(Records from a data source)
==================================================

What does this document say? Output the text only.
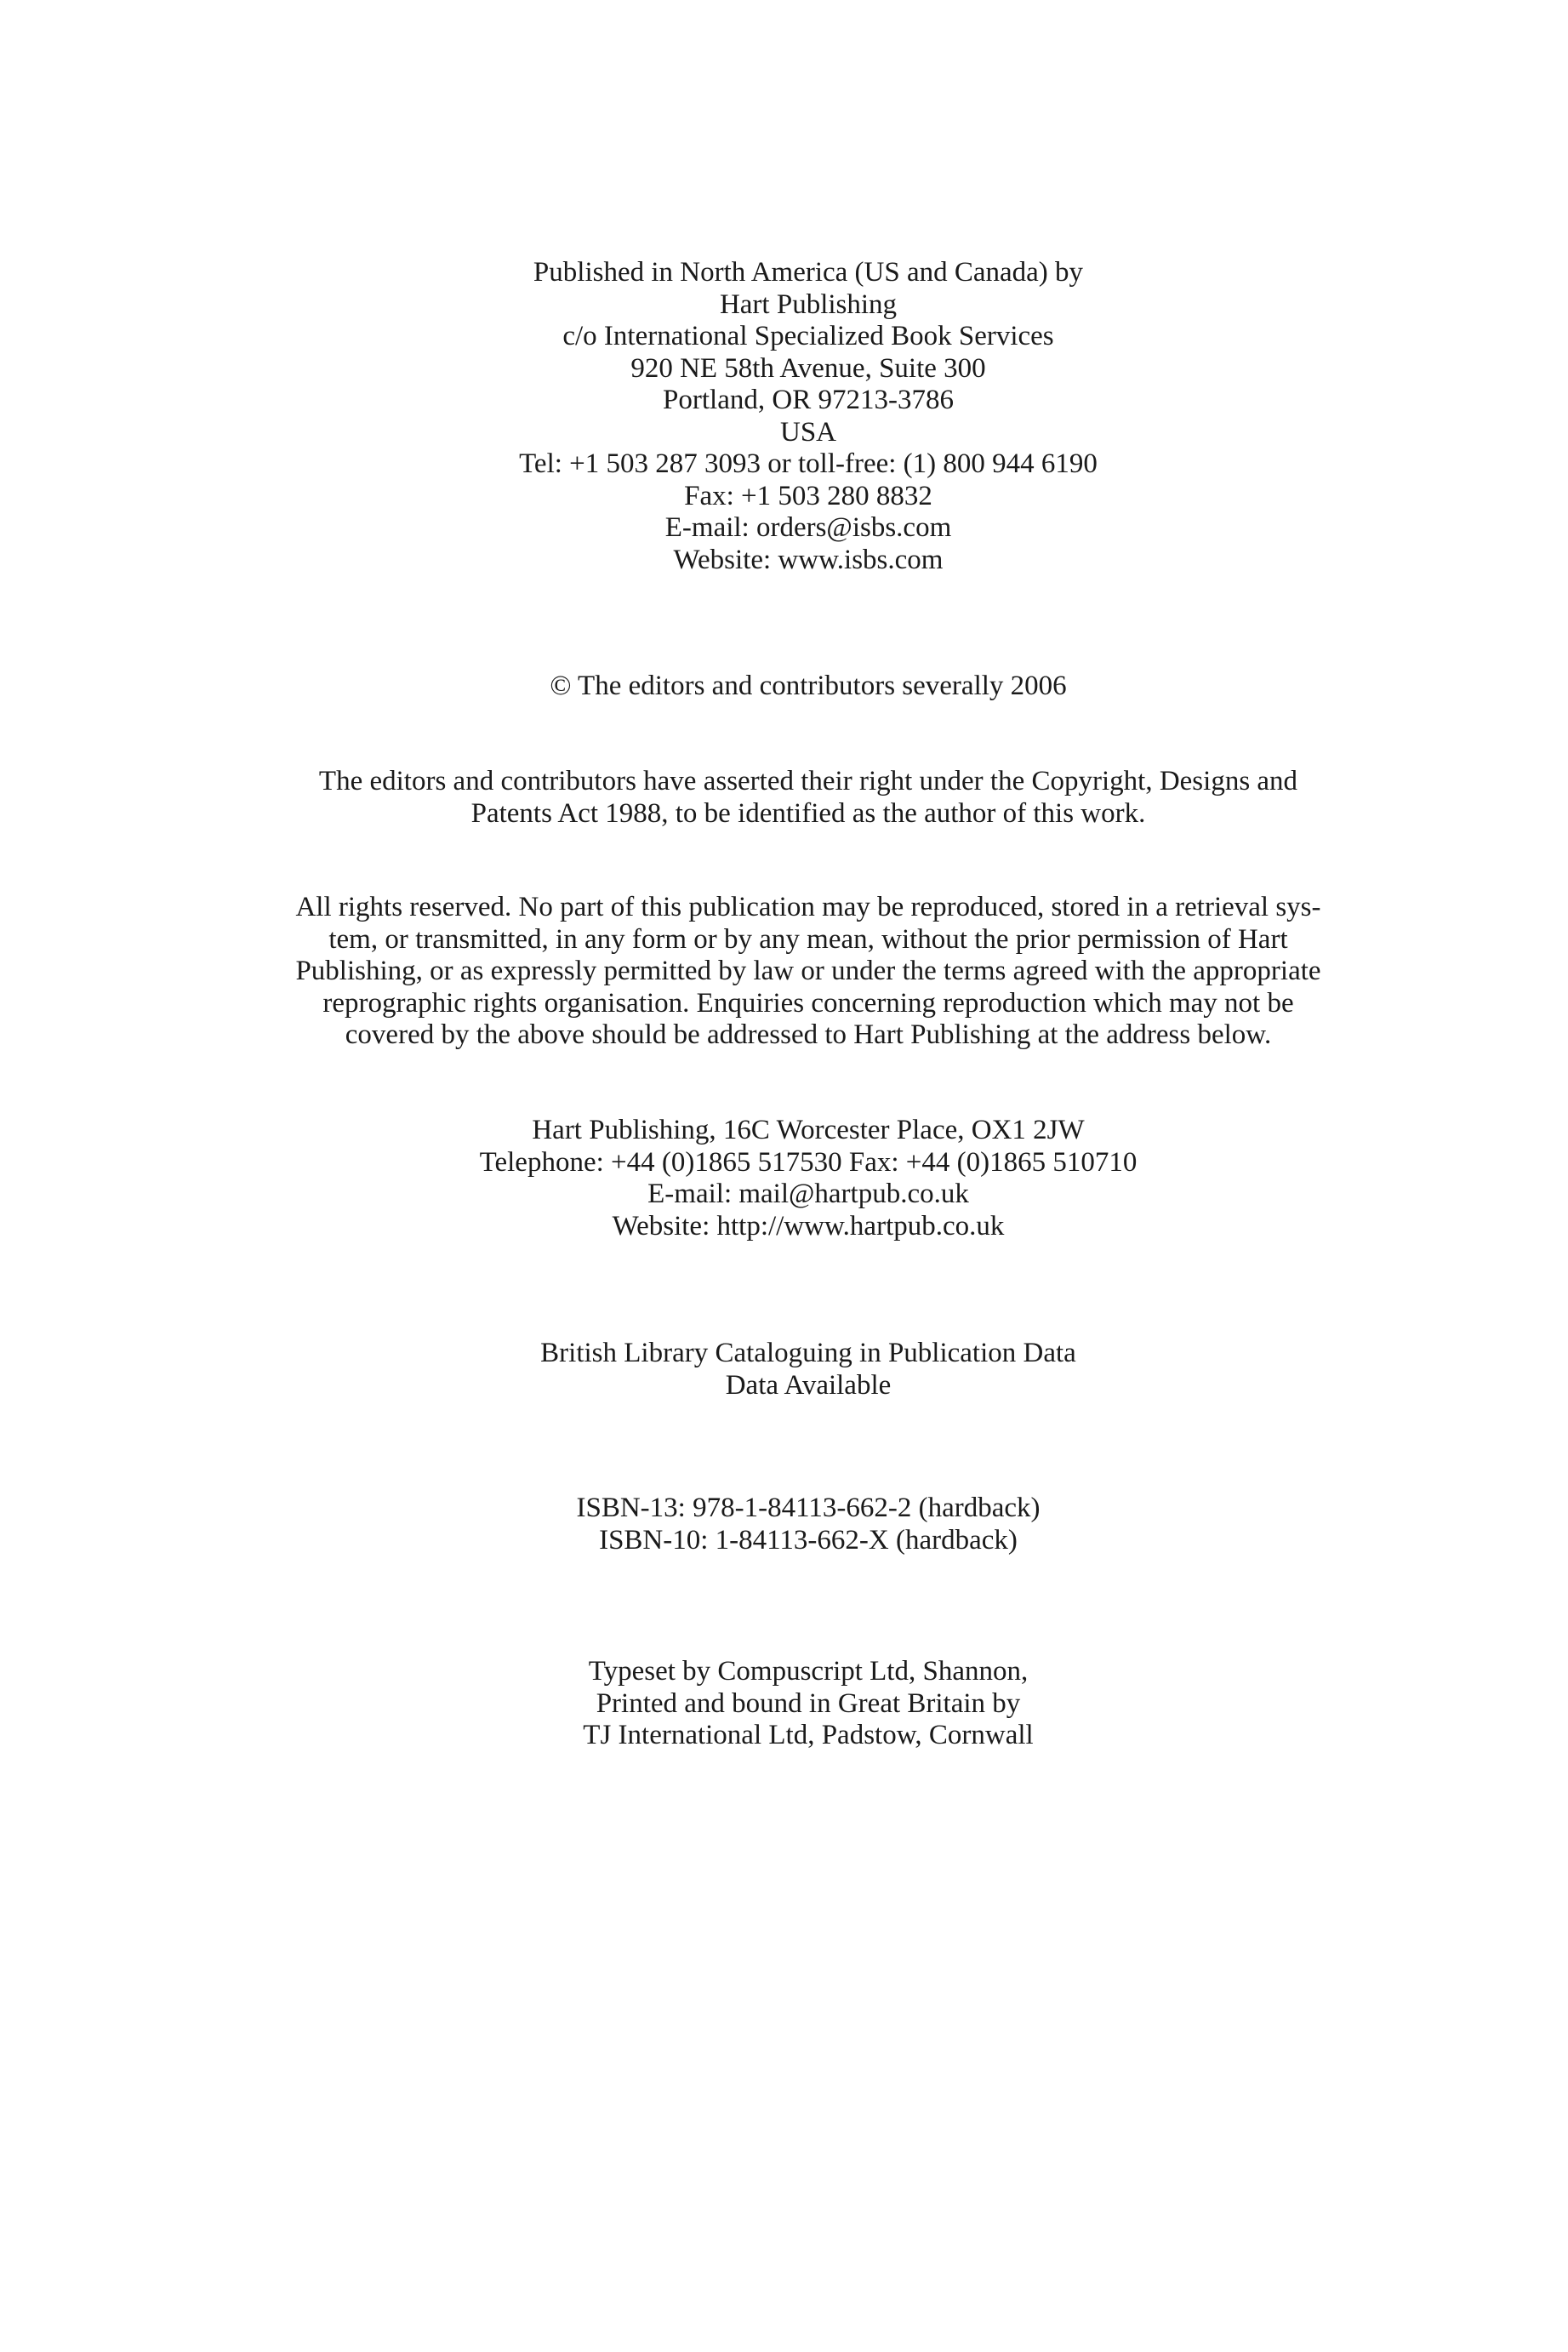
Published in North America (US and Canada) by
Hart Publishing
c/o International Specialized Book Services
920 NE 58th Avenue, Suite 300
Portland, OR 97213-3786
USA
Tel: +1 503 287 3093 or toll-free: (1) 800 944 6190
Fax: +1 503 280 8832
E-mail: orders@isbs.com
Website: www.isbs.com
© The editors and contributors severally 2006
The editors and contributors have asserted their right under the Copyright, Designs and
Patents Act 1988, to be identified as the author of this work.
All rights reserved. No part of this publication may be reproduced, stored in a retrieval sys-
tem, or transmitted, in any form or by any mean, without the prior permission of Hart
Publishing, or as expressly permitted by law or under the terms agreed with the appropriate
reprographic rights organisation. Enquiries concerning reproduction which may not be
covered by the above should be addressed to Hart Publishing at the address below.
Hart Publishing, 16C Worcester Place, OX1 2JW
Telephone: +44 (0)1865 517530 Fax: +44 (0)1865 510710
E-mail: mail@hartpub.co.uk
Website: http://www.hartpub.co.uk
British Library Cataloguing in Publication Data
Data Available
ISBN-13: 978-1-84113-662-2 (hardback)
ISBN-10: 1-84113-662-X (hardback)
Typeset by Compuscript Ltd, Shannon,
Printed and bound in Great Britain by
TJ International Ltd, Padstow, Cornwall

==================================================

SET TASK:
Extract, from the listing above, every line where the string "rights" occurs.

EXERCISE ANSWER:
All rights reserved. No part of this publication may be reproduced, stored in a retrieval sys-
reprographic rights organisation. Enquiries concerning reproduction which may not be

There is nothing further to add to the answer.